▶ DIRECTIONS FOR THIS TASK
Leave out any pictures and transcribe all other data below exactly.

[START THE INPUT]

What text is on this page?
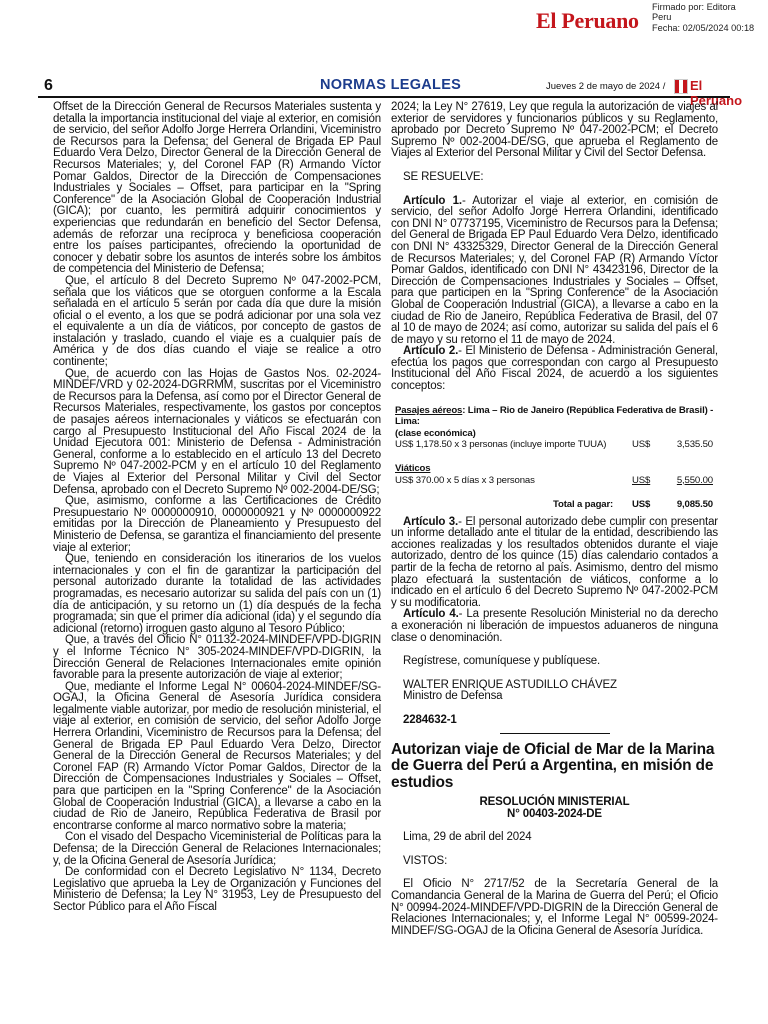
El Peruano
Firmado por: Editora
Peru
Fecha: 02/05/2024 00:18
6	NORMAS LEGALES	Jueves 2 de mayo de 2024 / El Peruano

Offset de la Dirección General de Recursos Materiales sustenta y detalla la importancia institucional del viaje al exterior, en comisión de servicio, del señor Adolfo Jorge Herrera Orlandini, Viceministro de Recursos para la Defensa; del General de Brigada EP Paul Eduardo Vera Delzo, Director General de la Dirección General de Recursos Materiales; y, del Coronel FAP (R) Armando Víctor Pomar Galdos, Director de la Dirección de Compensaciones Industriales y Sociales – Offset, para participar en la "Spring Conference" de la Asociación Global de Cooperación Industrial (GICA); por cuanto, les permitirá adquirir conocimientos y experiencias que redundarán en beneficio del Sector Defensa, además de reforzar una recíproca y beneficiosa cooperación entre los países participantes, ofreciendo la oportunidad de conocer y debatir sobre los asuntos de interés sobre los ámbitos de competencia del Ministerio de Defensa;

Que, el artículo 8 del Decreto Supremo Nº 047-2002-PCM, señala que los viáticos que se otorguen conforme a la Escala señalada en el artículo 5 serán por cada día que dure la misión oficial o el evento, a los que se podrá adicionar por una sola vez el equivalente a un día de viáticos, por concepto de gastos de instalación y traslado, cuando el viaje es a cualquier país de América y de dos días cuando el viaje se realice a otro continente;

Que, de acuerdo con las Hojas de Gastos Nos. 02-2024-MINDEF/VRD y 02-2024-DGRRMM, suscritas por el Viceministro de Recursos para la Defensa, así como por el Director General de Recursos Materiales, respectivamente, los gastos por conceptos de pasajes aéreos internacionales y viáticos se efectuarán con cargo al Presupuesto Institucional del Año Fiscal 2024 de la Unidad Ejecutora 001: Ministerio de Defensa - Administración General, conforme a lo establecido en el artículo 13 del Decreto Supremo Nº 047-2002-PCM y en el artículo 10 del Reglamento de Viajes al Exterior del Personal Militar y Civil del Sector Defensa, aprobado con el Decreto Supremo Nº 002-2004-DE/SG;

Que, asimismo, conforme a las Certificaciones de Crédito Presupuestario Nº 0000000910, 0000000921 y Nº 0000000922 emitidas por la Dirección de Planeamiento y Presupuesto del Ministerio de Defensa, se garantiza el financiamiento del presente viaje al exterior;

Que, teniendo en consideración los itinerarios de los vuelos internacionales y con el fin de garantizar la participación del personal autorizado durante la totalidad de las actividades programadas, es necesario autorizar su salida del país con un (1) día de anticipación, y su retorno un (1) día después de la fecha programada; sin que el primer día adicional (ida) y el segundo día adicional (retorno) irroguen gasto alguno al Tesoro Público;

Que, a través del Oficio N° 01132-2024-MINDEF/VPD-DIGRIN y el Informe Técnico N° 305-2024-MINDEF/VPD-DIGRIN, la Dirección General de Relaciones Internacionales emite opinión favorable para la presente autorización de viaje al exterior;

Que, mediante el Informe Legal N° 00604-2024-MINDEF/SG-OGAJ, la Oficina General de Asesoría Jurídica considera legalmente viable autorizar, por medio de resolución ministerial, el viaje al exterior, en comisión de servicio, del señor Adolfo Jorge Herrera Orlandini, Viceministro de Recursos para la Defensa; del General de Brigada EP Paul Eduardo Vera Delzo, Director General de la Dirección General de Recursos Materiales; y del Coronel FAP (R) Armando Víctor Pomar Galdos, Director de la Dirección de Compensaciones Industriales y Sociales – Offset, para que participen en la "Spring Conference" de la Asociación Global de Cooperación Industrial (GICA), a llevarse a cabo en la ciudad de Rio de Janeiro, República Federativa de Brasil por encontrarse conforme al marco normativo sobre la materia;

Con el visado del Despacho Viceministerial de Políticas para la Defensa; de la Dirección General de Relaciones Internacionales; y, de la Oficina General de Asesoría Jurídica;

De conformidad con el Decreto Legislativo N° 1134, Decreto Legislativo que aprueba la Ley de Organización y Funciones del Ministerio de Defensa; la Ley N° 31953, Ley de Presupuesto del Sector Público para el Año Fiscal

2024; la Ley N° 27619, Ley que regula la autorización de viajes al exterior de servidores y funcionarios públicos y su Reglamento, aprobado por Decreto Supremo Nº 047-2002-PCM; el Decreto Supremo Nº 002-2004-DE/SG, que aprueba el Reglamento de Viajes al Exterior del Personal Militar y Civil del Sector Defensa.

SE RESUELVE:

Artículo 1.- Autorizar el viaje al exterior, en comisión de servicio, del señor Adolfo Jorge Herrera Orlandini, identificado con DNI N° 07737195, Viceministro de Recursos para la Defensa; del General de Brigada EP Paul Eduardo Vera Delzo, identificado con DNI N° 43325329, Director General de la Dirección General de Recursos Materiales; y, del Coronel FAP (R) Armando Víctor Pomar Galdos, identificado con DNI N° 43423196, Director de la Dirección de Compensaciones Industriales y Sociales – Offset, para que participen en la "Spring Conference" de la Asociación Global de Cooperación Industrial (GICA), a llevarse a cabo en la ciudad de Rio de Janeiro, República Federativa de Brasil, del 07 al 10 de mayo de 2024; así como, autorizar su salida del país el 6 de mayo y su retorno el 11 de mayo de 2024.

Artículo 2.- El Ministerio de Defensa - Administración General, efectúa los pagos que correspondan con cargo al Presupuesto Institucional del Año Fiscal 2024, de acuerdo a los siguientes conceptos:

Pasajes aéreos: Lima – Rio de Janeiro (República Federativa de Brasil) - Lima:
(clase económica)
US$ 1,178.50 x 3 personas (incluye importe TUUA)	US$	3,535.50
Viáticos
US$ 370.00 x 5 días x 3 personas	US$	5,550.00
Total a pagar: US$	9,085.50

Artículo 3.- El personal autorizado debe cumplir con presentar un informe detallado ante el titular de la entidad, describiendo las acciones realizadas y los resultados obtenidos durante el viaje autorizado, dentro de los quince (15) días calendario contados a partir de la fecha de retorno al país. Asimismo, dentro del mismo plazo efectuará la sustentación de viáticos, conforme a lo indicado en el artículo 6 del Decreto Supremo Nº 047-2002-PCM y su modificatoria.

Artículo 4.- La presente Resolución Ministerial no da derecho a exoneración ni liberación de impuestos aduaneros de ninguna clase o denominación.

Regístrese, comuníquese y publíquese.

WALTER ENRIQUE ASTUDILLO CHÁVEZ

Ministro de Defensa

2284632-1

Autorizan viaje de Oficial de Mar de la Marina de Guerra del Perú a Argentina, en misión de estudios

RESOLUCIÓN MINISTERIAL

N° 00403-2024-DE

Lima, 29 de abril del 2024

VISTOS:

El Oficio N° 2717/52 de la Secretaría General de la Comandancia General de la Marina de Guerra del Perú; el Oficio N° 00994-2024-MINDEF/VPD-DIGRIN de la Dirección General de Relaciones Internacionales; y, el Informe Legal N° 00599-2024-MINDEF/SG-OGAJ de la Oficina General de Asesoría Jurídica.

[END THE INPUT]

▶ OUTPUT BELOW
What text is on this page?
El Peruano
Firmado por: Editora
Peru
Fecha: 02/05/2024 00:18
6	NORMAS LEGALES	Jueves 2 de mayo de 2024 / El Peruano

Offset de la Dirección General de Recursos Materiales sustenta y detalla la importancia institucional del viaje al exterior, en comisión de servicio, del señor Adolfo Jorge Herrera Orlandini, Viceministro de Recursos para la Defensa; del General de Brigada EP Paul Eduardo Vera Delzo, Director General de la Dirección General de Recursos Materiales; y, del Coronel FAP (R) Armando Víctor Pomar Galdos, Director de la Dirección de Compensaciones Industriales y Sociales – Offset, para participar en la "Spring Conference" de la Asociación Global de Cooperación Industrial (GICA); por cuanto, les permitirá adquirir conocimientos y experiencias que redundarán en beneficio del Sector Defensa, además de reforzar una recíproca y beneficiosa cooperación entre los países participantes, ofreciendo la oportunidad de conocer y debatir sobre los asuntos de interés sobre los ámbitos de competencia del Ministerio de Defensa;

Que, el artículo 8 del Decreto Supremo Nº 047-2002-PCM, señala que los viáticos que se otorguen conforme a la Escala señalada en el artículo 5 serán por cada día que dure la misión oficial o el evento, a los que se podrá adicionar por una sola vez el equivalente a un día de viáticos, por concepto de gastos de instalación y traslado, cuando el viaje es a cualquier país de América y de dos días cuando el viaje se realice a otro continente;

Que, de acuerdo con las Hojas de Gastos Nos. 02-2024-MINDEF/VRD y 02-2024-DGRRMM, suscritas por el Viceministro de Recursos para la Defensa, así como por el Director General de Recursos Materiales, respectivamente, los gastos por conceptos de pasajes aéreos internacionales y viáticos se efectuarán con cargo al Presupuesto Institucional del Año Fiscal 2024 de la Unidad Ejecutora 001: Ministerio de Defensa - Administración General, conforme a lo establecido en el artículo 13 del Decreto Supremo Nº 047-2002-PCM y en el artículo 10 del Reglamento de Viajes al Exterior del Personal Militar y Civil del Sector Defensa, aprobado con el Decreto Supremo Nº 002-2004-DE/SG;

Que, asimismo, conforme a las Certificaciones de Crédito Presupuestario Nº 0000000910, 0000000921 y Nº 0000000922 emitidas por la Dirección de Planeamiento y Presupuesto del Ministerio de Defensa, se garantiza el financiamiento del presente viaje al exterior;

Que, teniendo en consideración los itinerarios de los vuelos internacionales y con el fin de garantizar la participación del personal autorizado durante la totalidad de las actividades programadas, es necesario autorizar su salida del país con un (1) día de anticipación, y su retorno un (1) día después de la fecha programada; sin que el primer día adicional (ida) y el segundo día adicional (retorno) irroguen gasto alguno al Tesoro Público;

Que, a través del Oficio N° 01132-2024-MINDEF/VPD-DIGRIN y el Informe Técnico N° 305-2024-MINDEF/VPD-DIGRIN, la Dirección General de Relaciones Internacionales emite opinión favorable para la presente autorización de viaje al exterior;

Que, mediante el Informe Legal N° 00604-2024-MINDEF/SG-OGAJ, la Oficina General de Asesoría Jurídica considera legalmente viable autorizar, por medio de resolución ministerial, el viaje al exterior, en comisión de servicio, del señor Adolfo Jorge Herrera Orlandini, Viceministro de Recursos para la Defensa; del General de Brigada EP Paul Eduardo Vera Delzo, Director General de la Dirección General de Recursos Materiales; y del Coronel FAP (R) Armando Víctor Pomar Galdos, Director de la Dirección de Compensaciones Industriales y Sociales – Offset, para que participen en la "Spring Conference" de la Asociación Global de Cooperación Industrial (GICA), a llevarse a cabo en la ciudad de Rio de Janeiro, República Federativa de Brasil por encontrarse conforme al marco normativo sobre la materia;

Con el visado del Despacho Viceministerial de Políticas para la Defensa; de la Dirección General de Relaciones Internacionales; y, de la Oficina General de Asesoría Jurídica;

De conformidad con el Decreto Legislativo N° 1134, Decreto Legislativo que aprueba la Ley de Organización y Funciones del Ministerio de Defensa; la Ley N° 31953, Ley de Presupuesto del Sector Público para el Año Fiscal

2024; la Ley N° 27619, Ley que regula la autorización de viajes al exterior de servidores y funcionarios públicos y su Reglamento, aprobado por Decreto Supremo Nº 047-2002-PCM; el Decreto Supremo Nº 002-2004-DE/SG, que aprueba el Reglamento de Viajes al Exterior del Personal Militar y Civil del Sector Defensa.

SE RESUELVE:

Artículo 1.- Autorizar el viaje al exterior, en comisión de servicio, del señor Adolfo Jorge Herrera Orlandini, identificado con DNI N° 07737195, Viceministro de Recursos para la Defensa; del General de Brigada EP Paul Eduardo Vera Delzo, identificado con DNI N° 43325329, Director General de la Dirección General de Recursos Materiales; y, del Coronel FAP (R) Armando Víctor Pomar Galdos, identificado con DNI N° 43423196, Director de la Dirección de Compensaciones Industriales y Sociales – Offset, para que participen en la "Spring Conference" de la Asociación Global de Cooperación Industrial (GICA), a llevarse a cabo en la ciudad de Rio de Janeiro, República Federativa de Brasil, del 07 al 10 de mayo de 2024; así como, autorizar su salida del país el 6 de mayo y su retorno el 11 de mayo de 2024.

Artículo 2.- El Ministerio de Defensa - Administración General, efectúa los pagos que correspondan con cargo al Presupuesto Institucional del Año Fiscal 2024, de acuerdo a los siguientes conceptos:

Pasajes aéreos: Lima – Rio de Janeiro (República Federativa de Brasil) - Lima:
(clase económica)
US$ 1,178.50 x 3 personas (incluye importe TUUA)	US$	3,535.50
Viáticos
US$ 370.00 x 5 días x 3 personas	US$	5,550.00
Total a pagar: US$	9,085.50

Artículo 3.- El personal autorizado debe cumplir con presentar un informe detallado ante el titular de la entidad, describiendo las acciones realizadas y los resultados obtenidos durante el viaje autorizado, dentro de los quince (15) días calendario contados a partir de la fecha de retorno al país. Asimismo, dentro del mismo plazo efectuará la sustentación de viáticos, conforme a lo indicado en el artículo 6 del Decreto Supremo Nº 047-2002-PCM y su modificatoria.

Artículo 4.- La presente Resolución Ministerial no da derecho a exoneración ni liberación de impuestos aduaneros de ninguna clase o denominación.

Regístrese, comuníquese y publíquese.

WALTER ENRIQUE ASTUDILLO CHÁVEZ

Ministro de Defensa

2284632-1

Autorizan viaje de Oficial de Mar de la Marina de Guerra del Perú a Argentina, en misión de estudios

RESOLUCIÓN MINISTERIAL

N° 00403-2024-DE

Lima, 29 de abril del 2024

VISTOS:

El Oficio N° 2717/52 de la Secretaría General de la Comandancia General de la Marina de Guerra del Perú; el Oficio N° 00994-2024-MINDEF/VPD-DIGRIN de la Dirección General de Relaciones Internacionales; y, el Informe Legal N° 00599-2024-MINDEF/SG-OGAJ de la Oficina General de Asesoría Jurídica.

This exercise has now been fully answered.